* **WHAT THE EXERCISE ASKS**
Quote all entries in full, exactly.

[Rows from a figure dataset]

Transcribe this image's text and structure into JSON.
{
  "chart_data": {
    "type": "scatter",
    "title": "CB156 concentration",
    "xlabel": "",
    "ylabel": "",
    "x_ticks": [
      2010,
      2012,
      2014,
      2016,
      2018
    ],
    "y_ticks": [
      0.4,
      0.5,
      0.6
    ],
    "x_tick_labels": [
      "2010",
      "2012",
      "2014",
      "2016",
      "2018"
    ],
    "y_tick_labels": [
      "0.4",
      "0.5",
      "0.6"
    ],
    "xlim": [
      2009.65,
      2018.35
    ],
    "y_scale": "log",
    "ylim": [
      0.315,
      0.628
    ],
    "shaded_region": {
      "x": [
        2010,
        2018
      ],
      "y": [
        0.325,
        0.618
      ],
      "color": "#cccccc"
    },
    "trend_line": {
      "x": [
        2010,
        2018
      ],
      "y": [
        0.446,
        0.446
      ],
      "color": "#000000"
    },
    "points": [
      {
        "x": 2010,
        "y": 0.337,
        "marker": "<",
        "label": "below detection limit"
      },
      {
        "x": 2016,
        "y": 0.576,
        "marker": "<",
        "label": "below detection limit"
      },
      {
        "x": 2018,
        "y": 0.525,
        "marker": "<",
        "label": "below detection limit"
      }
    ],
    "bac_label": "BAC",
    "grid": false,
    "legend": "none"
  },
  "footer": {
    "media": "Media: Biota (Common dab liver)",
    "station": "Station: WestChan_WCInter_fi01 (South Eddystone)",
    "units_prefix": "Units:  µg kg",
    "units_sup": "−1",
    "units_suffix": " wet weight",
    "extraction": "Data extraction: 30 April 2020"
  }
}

* **SOLUTION TO THE EXERCISE**
Transcribe this image's text and structure into JSON.
{
  "chart_data": {
    "type": "scatter",
    "title": "CB156 concentration",
    "xlabel": "",
    "ylabel": "",
    "x_ticks": [
      2010,
      2012,
      2014,
      2016,
      2018
    ],
    "y_ticks": [
      0.4,
      0.5,
      0.6
    ],
    "x_tick_labels": [
      "2010",
      "2012",
      "2014",
      "2016",
      "2018"
    ],
    "y_tick_labels": [
      "0.4",
      "0.5",
      "0.6"
    ],
    "xlim": [
      2009.65,
      2018.35
    ],
    "y_scale": "log",
    "ylim": [
      0.315,
      0.628
    ],
    "shaded_region": {
      "x": [
        2010,
        2018
      ],
      "y": [
        0.325,
        0.618
      ],
      "color": "#cccccc"
    },
    "trend_line": {
      "x": [
        2010,
        2018
      ],
      "y": [
        0.446,
        0.446
      ],
      "color": "#000000"
    },
    "points": [
      {
        "x": 2010,
        "y": 0.337,
        "marker": "<",
        "label": "below detection limit"
      },
      {
        "x": 2016,
        "y": 0.576,
        "marker": "<",
        "label": "below detection limit"
      },
      {
        "x": 2018,
        "y": 0.525,
        "marker": "<",
        "label": "below detection limit"
      }
    ],
    "bac_label": "BAC",
    "grid": false,
    "legend": "none"
  },
  "footer": {
    "media": "Media: Biota (Common dab liver)",
    "station": "Station: WestChan_WCInter_fi01 (South Eddystone)",
    "units_prefix": "Units:  µg kg",
    "units_sup": "−1",
    "units_suffix": " wet weight",
    "extraction": "Data extraction: 30 April 2020"
  }
}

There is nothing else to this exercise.